- [Stated exercise]: Review the lines that follow and copy each one that contains the word "Litoral".

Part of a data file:
· · ·

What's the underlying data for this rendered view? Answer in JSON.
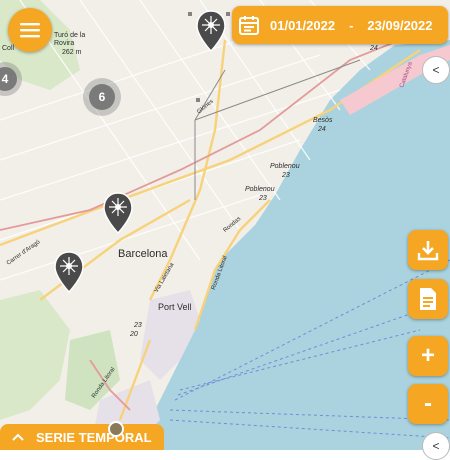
{
  "date_range": {
    "start": "01/01/2022",
    "separator": "-",
    "end": "23/09/2022"
  },
  "clusters": [
    {
      "count": "4"
    },
    {
      "count": "6"
    }
  ],
  "buttons": {
    "zoom_in": "+",
    "zoom_out": "-",
    "collapse_top": "<",
    "collapse_bottom": "<"
  },
  "serie_temporal": {
    "label": "SERIE TEMPORAL"
  },
  "map_labels": {
    "turo": "Turó de la Rovira",
    "turo_elev": "262 m",
    "coll": "Coll",
    "barcelona": "Barcelona",
    "port_vell": "Port Vell",
    "poblenou": "Poblenou",
    "poblenou_num": "23",
    "poblenou2": "Poblenou",
    "poblenou2_num": "23",
    "besos": "Besòs",
    "besos_num": "24",
    "num_24": "24",
    "glories": "Glòries",
    "diagonal": "Avinguda Diagonal",
    "carrer_arago": "Carrer d'Aragó",
    "via_laietana": "Via Laietana",
    "catalunya": "Catalunya",
    "ronda_litoral": "Ronda Litoral",
    "rondas": "Rondas",
    "ronda_litoral2": "Ronda Litoral",
    "num_23": "23",
    "num_20": "20"
  },
  "colors": {
    "accent": "#f5a623",
    "sea": "#aad3df",
    "land": "#f2efe9"
  }
}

· · ·

- [Written response]:
    "ronda_litoral": "Ronda Litoral",
    "ronda_litoral2": "Ronda Litoral",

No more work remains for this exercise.